◆ What is needed
Print all of the entries exactly, minus the pictures.

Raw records
┌──

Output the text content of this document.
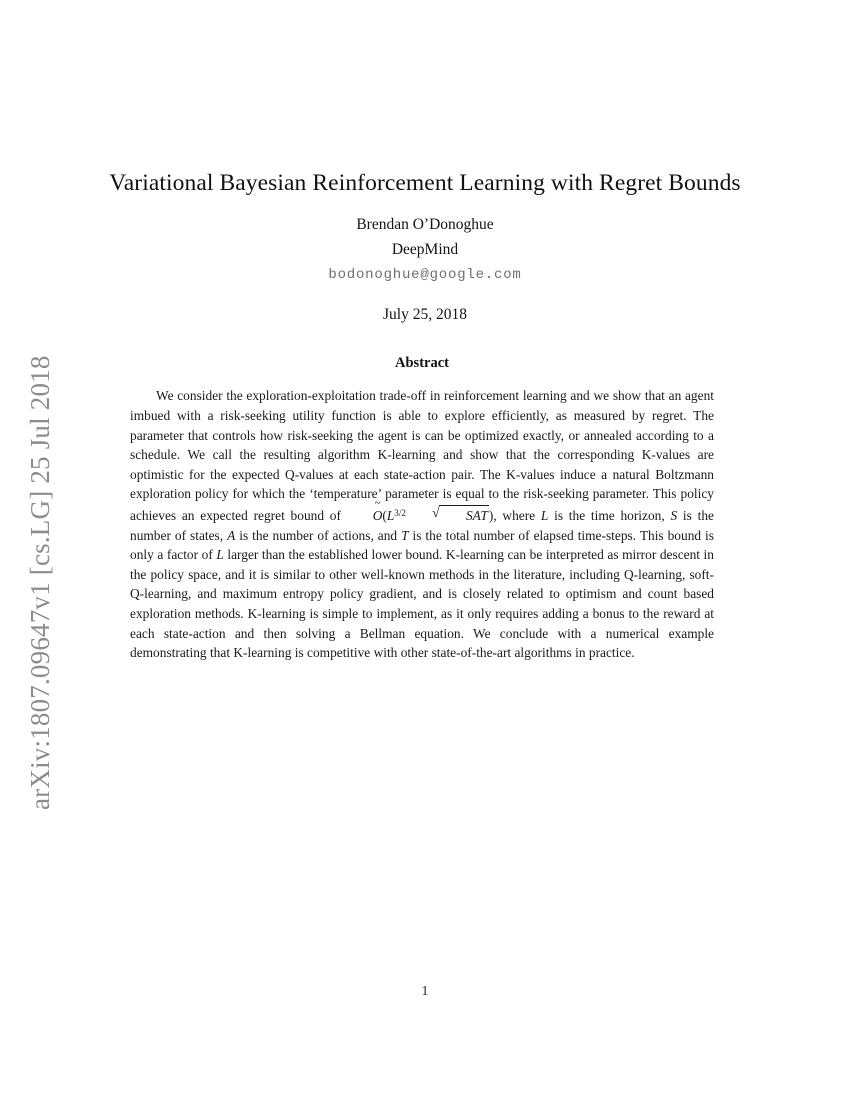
arXiv:1807.09647v1 [cs.LG] 25 Jul 2018
Variational Bayesian Reinforcement Learning with Regret Bounds
Brendan O’Donoghue
DeepMind
bodonoghue@google.com
July 25, 2018
Abstract

We consider the exploration-exploitation trade-off in reinforcement learning and we show that an agent imbued with a risk-seeking utility function is able to explore efficiently, as measured by regret. The parameter that controls how risk-seeking the agent is can be optimized exactly, or annealed according to a schedule. We call the resulting algorithm K-learning and show that the corresponding K-values are optimistic for the expected Q-values at each state-action pair. The K-values induce a natural Boltzmann exploration policy for which the ‘temperature’ parameter is equal to the risk-seeking parameter. This policy achieves an expected regret bound of O $\sim(L^{3/2}$	√ SAT), where L is the time horizon, S is the number of states, A is the number of actions, and T is the total number of elapsed time-steps. This bound is only a factor of L larger than the established lower bound. K-learning can be interpreted as mirror descent in the policy space, and it is similar to other well-known methods in the literature, including Q-learning, soft-Q-learning, and maximum entropy policy gradient, and is closely related to optimism and count based exploration methods. K-learning is simple to implement, as it only requires adding a bonus to the reward at each state-action and then solving a Bellman equation. We conclude with a numerical example demonstrating that K-learning is competitive with other state-of-the-art algorithms in practice.

1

└──

◆ Response
Output the text content of this document.
arXiv:1807.09647v1 [cs.LG] 25 Jul 2018
Variational Bayesian Reinforcement Learning with Regret Bounds
Brendan O’Donoghue
DeepMind
bodonoghue@google.com
July 25, 2018
Abstract

We consider the exploration-exploitation trade-off in reinforcement learning and we show that an agent imbued with a risk-seeking utility function is able to explore efficiently, as measured by regret. The parameter that controls how risk-seeking the agent is can be optimized exactly, or annealed according to a schedule. We call the resulting algorithm K-learning and show that the corresponding K-values are optimistic for the expected Q-values at each state-action pair. The K-values induce a natural Boltzmann exploration policy for which the ‘temperature’ parameter is equal to the risk-seeking parameter. This policy achieves an expected regret bound of O $\sim(L^{3/2}$	√ SAT), where L is the time horizon, S is the number of states, A is the number of actions, and T is the total number of elapsed time-steps. This bound is only a factor of L larger than the established lower bound. K-learning can be interpreted as mirror descent in the policy space, and it is similar to other well-known methods in the literature, including Q-learning, soft-Q-learning, and maximum entropy policy gradient, and is closely related to optimism and count based exploration methods. K-learning is simple to implement, as it only requires adding a bonus to the reward at each state-action and then solving a Bellman equation. We conclude with a numerical example demonstrating that K-learning is competitive with other state-of-the-art algorithms in practice.

1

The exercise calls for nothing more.